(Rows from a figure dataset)
********
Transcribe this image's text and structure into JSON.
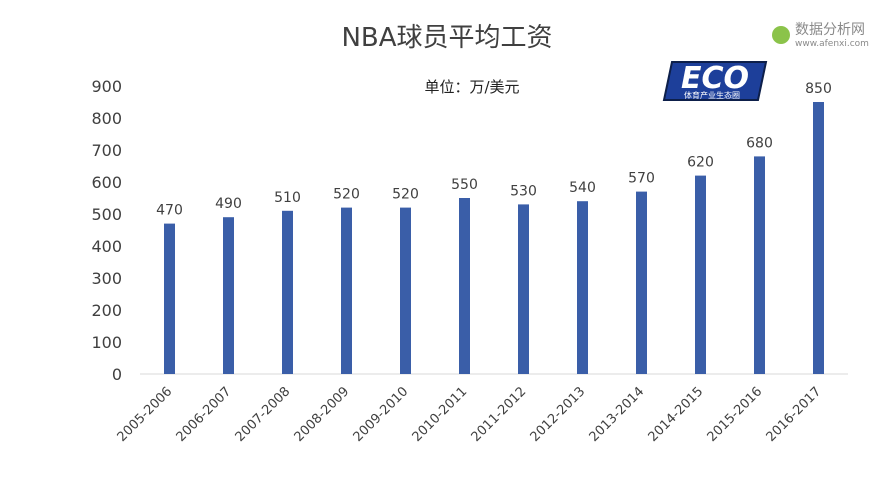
{
  "chart_data": {
    "type": "bar",
    "title": "NBA球员平均工资",
    "subtitle": "单位：万/美元",
    "categories": [
      "2005-2006",
      "2006-2007",
      "2007-2008",
      "2008-2009",
      "2009-2010",
      "2010-2011",
      "2011-2012",
      "2012-2013",
      "2013-2014",
      "2014-2015",
      "2015-2016",
      "2016-2017"
    ],
    "values": [
      470,
      490,
      510,
      520,
      520,
      550,
      530,
      540,
      570,
      620,
      680,
      850
    ],
    "ylim": [
      0,
      900
    ],
    "yticks": [
      0,
      100,
      200,
      300,
      400,
      500,
      600,
      700,
      800,
      900
    ],
    "xlabel": "",
    "ylabel": "",
    "grid": false,
    "bar_color": "#3A5EA8",
    "data_labels": true
  },
  "logo": {
    "text": "ECO",
    "subtext": "体育产业生态圈"
  },
  "watermark": {
    "name": "数据分析网",
    "url": "www.afenxi.com",
    "accent": "#8BC34A"
  }
}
********
§ Problem:
Every record above should be written out again without change, except that the pictures are left out.

§ Result for this task:
Transcribe this image's text and structure into JSON.
{
  "chart_data": {
    "type": "bar",
    "title": "NBA球员平均工资",
    "subtitle": "单位：万/美元",
    "categories": [
      "2005-2006",
      "2006-2007",
      "2007-2008",
      "2008-2009",
      "2009-2010",
      "2010-2011",
      "2011-2012",
      "2012-2013",
      "2013-2014",
      "2014-2015",
      "2015-2016",
      "2016-2017"
    ],
    "values": [
      470,
      490,
      510,
      520,
      520,
      550,
      530,
      540,
      570,
      620,
      680,
      850
    ],
    "ylim": [
      0,
      900
    ],
    "yticks": [
      0,
      100,
      200,
      300,
      400,
      500,
      600,
      700,
      800,
      900
    ],
    "xlabel": "",
    "ylabel": "",
    "grid": false,
    "bar_color": "#3A5EA8",
    "data_labels": true
  },
  "logo": {
    "text": "ECO",
    "subtext": "体育产业生态圈"
  },
  "watermark": {
    "name": "数据分析网",
    "url": "www.afenxi.com",
    "accent": "#8BC34A"
  }
}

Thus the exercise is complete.